> Requirement:
Out of the lines below, please list those that hold the string "arrested".
☆ ☆ ☆ ☆ ☆ ☆ ☆
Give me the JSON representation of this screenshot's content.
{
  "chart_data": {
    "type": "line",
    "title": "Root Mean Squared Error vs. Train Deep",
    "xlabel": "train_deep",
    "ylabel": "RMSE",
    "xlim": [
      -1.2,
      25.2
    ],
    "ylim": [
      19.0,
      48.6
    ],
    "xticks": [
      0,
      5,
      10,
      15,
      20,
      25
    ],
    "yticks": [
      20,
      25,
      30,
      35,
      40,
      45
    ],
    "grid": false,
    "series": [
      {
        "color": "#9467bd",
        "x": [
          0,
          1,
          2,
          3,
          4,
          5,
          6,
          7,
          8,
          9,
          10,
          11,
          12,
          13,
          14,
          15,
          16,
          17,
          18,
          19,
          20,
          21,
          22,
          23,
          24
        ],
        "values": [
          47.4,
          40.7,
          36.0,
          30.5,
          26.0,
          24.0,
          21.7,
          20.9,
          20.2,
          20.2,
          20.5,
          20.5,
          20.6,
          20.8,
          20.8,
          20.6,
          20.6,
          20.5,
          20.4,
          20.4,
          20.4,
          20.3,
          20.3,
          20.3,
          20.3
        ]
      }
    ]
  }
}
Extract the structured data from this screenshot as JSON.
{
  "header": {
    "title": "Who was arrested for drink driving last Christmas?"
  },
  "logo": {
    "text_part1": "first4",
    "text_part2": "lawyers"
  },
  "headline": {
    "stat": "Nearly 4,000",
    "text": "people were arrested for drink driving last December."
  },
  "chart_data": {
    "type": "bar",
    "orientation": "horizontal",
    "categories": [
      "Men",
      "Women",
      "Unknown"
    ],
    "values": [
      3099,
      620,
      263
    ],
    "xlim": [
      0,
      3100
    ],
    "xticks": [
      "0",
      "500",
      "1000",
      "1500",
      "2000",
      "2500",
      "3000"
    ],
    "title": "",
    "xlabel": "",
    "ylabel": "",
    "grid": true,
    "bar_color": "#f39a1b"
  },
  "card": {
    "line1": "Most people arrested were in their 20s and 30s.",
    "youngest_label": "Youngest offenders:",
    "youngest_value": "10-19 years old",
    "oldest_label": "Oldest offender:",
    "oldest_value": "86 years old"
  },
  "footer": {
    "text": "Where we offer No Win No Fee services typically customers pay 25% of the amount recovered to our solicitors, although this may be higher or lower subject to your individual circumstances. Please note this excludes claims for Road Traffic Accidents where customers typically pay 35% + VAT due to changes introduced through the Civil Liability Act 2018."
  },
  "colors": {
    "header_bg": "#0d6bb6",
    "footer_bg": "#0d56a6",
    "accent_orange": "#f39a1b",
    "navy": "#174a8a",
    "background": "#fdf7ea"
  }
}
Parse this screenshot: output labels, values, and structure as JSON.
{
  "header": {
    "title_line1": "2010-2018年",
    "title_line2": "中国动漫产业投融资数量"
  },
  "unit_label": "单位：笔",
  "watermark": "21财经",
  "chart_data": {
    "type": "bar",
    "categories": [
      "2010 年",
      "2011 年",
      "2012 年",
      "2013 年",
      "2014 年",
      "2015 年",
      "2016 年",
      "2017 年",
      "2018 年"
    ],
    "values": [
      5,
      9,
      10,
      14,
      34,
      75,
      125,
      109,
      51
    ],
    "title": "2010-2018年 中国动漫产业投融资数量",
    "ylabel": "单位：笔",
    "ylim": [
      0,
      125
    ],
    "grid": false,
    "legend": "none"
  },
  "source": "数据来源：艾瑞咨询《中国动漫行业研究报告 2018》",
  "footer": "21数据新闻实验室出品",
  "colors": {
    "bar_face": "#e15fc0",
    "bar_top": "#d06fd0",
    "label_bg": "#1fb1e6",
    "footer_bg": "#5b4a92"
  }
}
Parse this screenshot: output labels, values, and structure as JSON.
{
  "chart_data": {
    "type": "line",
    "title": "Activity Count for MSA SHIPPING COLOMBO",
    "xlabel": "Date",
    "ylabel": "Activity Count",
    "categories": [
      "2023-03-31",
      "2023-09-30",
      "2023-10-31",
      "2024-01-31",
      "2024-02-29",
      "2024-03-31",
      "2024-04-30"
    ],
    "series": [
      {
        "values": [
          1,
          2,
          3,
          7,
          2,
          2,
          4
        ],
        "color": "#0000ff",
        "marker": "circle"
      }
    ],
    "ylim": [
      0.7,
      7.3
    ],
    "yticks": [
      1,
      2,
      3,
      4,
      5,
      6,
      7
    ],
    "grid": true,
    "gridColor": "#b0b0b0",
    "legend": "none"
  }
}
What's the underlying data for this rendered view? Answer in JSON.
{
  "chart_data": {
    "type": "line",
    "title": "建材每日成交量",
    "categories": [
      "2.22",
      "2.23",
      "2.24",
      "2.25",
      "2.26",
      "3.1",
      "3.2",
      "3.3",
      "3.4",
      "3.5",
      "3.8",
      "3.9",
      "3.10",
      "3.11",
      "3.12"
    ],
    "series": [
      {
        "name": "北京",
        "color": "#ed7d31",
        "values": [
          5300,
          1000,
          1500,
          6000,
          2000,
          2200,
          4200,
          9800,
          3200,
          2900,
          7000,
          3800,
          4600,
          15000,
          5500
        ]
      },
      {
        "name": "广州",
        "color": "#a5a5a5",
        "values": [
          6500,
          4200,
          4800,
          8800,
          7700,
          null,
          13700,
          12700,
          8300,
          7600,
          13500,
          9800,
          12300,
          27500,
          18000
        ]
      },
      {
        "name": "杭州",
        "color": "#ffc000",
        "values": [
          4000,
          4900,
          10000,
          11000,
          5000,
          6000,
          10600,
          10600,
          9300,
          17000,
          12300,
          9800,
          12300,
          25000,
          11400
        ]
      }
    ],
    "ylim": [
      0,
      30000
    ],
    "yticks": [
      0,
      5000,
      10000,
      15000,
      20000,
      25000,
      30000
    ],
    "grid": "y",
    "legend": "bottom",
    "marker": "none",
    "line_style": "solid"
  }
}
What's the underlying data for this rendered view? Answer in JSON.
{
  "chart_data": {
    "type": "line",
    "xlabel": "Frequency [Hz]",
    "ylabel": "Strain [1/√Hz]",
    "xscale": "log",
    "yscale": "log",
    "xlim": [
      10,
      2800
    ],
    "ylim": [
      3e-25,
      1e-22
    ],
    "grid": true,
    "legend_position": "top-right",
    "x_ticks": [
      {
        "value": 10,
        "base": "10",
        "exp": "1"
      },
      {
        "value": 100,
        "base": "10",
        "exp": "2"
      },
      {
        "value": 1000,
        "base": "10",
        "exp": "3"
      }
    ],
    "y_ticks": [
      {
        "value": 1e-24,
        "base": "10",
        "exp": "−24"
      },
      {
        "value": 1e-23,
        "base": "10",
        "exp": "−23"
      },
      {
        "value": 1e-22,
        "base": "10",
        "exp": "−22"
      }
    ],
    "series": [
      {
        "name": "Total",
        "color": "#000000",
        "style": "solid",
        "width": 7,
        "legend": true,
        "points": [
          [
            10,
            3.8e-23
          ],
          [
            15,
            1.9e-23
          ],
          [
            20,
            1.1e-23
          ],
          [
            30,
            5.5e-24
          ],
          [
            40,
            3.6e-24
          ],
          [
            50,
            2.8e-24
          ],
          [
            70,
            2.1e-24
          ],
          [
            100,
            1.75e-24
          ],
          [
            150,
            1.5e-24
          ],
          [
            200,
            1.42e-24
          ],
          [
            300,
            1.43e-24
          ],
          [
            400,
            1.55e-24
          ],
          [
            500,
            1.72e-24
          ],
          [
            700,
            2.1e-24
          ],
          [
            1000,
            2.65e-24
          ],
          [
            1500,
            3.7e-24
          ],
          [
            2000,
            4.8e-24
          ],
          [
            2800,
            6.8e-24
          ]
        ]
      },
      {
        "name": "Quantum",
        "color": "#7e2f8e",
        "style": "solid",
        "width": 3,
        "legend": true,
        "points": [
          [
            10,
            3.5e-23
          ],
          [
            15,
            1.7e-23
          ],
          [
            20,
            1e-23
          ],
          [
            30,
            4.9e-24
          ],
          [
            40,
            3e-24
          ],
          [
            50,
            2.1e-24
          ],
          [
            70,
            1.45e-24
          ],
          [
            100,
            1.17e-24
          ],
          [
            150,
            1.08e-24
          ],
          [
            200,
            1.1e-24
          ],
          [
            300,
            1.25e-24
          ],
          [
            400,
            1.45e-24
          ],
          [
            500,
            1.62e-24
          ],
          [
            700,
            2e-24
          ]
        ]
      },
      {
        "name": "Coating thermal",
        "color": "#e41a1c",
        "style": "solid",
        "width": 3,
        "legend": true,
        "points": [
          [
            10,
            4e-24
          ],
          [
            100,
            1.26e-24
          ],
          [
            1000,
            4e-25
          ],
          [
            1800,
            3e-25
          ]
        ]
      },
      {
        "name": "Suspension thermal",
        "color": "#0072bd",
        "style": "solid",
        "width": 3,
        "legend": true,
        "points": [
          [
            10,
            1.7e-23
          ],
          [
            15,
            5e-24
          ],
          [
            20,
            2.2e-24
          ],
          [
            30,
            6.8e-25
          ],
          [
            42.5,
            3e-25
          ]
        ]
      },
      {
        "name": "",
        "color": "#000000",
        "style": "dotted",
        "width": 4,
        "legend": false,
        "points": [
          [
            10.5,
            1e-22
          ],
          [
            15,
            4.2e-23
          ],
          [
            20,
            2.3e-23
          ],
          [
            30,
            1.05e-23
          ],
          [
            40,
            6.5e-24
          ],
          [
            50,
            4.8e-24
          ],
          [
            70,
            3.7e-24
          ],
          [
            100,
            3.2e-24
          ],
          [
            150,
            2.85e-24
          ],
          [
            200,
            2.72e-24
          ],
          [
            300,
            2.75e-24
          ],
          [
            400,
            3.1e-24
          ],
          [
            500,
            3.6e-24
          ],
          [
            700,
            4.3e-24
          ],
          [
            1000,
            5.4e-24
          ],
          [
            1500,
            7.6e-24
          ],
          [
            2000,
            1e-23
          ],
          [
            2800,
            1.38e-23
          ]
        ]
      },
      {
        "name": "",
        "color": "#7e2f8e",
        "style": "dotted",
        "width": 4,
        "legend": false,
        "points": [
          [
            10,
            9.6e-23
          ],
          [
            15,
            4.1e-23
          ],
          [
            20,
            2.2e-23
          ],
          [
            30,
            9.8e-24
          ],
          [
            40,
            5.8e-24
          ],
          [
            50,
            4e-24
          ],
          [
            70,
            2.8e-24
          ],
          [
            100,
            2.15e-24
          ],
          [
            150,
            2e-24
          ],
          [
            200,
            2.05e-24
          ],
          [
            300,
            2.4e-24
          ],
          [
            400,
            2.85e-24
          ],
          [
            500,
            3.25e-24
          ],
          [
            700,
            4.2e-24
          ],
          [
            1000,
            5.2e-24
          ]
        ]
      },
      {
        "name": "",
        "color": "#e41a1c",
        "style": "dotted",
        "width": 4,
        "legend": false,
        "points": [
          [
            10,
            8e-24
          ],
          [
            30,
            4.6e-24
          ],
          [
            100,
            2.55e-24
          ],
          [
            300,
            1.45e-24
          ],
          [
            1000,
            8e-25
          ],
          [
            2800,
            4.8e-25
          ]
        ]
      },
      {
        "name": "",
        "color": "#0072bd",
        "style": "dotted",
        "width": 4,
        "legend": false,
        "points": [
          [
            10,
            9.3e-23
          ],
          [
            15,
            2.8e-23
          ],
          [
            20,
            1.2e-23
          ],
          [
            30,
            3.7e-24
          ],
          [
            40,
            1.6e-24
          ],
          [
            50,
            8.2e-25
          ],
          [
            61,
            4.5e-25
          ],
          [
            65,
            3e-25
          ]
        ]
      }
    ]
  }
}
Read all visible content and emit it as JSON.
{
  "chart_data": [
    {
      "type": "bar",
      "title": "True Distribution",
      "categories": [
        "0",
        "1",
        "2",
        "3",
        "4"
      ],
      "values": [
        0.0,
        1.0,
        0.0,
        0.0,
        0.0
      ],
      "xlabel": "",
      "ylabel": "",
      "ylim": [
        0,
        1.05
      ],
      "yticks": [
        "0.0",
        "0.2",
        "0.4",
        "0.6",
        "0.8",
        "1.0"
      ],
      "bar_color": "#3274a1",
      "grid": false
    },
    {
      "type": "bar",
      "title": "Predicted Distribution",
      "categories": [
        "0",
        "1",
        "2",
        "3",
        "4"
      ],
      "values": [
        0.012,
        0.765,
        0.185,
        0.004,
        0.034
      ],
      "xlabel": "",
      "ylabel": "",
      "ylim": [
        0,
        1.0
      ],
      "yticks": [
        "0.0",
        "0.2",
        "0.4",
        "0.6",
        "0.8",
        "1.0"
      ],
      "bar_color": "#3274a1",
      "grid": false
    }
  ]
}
☆ ☆ ☆ ☆ ☆ ☆ ☆
> Task answer:
    "title": "Who was arrested for drink driving last Christmas?"
    "text": "people were arrested for drink driving last December."
    "line1": "Most people arrested were in their 20s and 30s.",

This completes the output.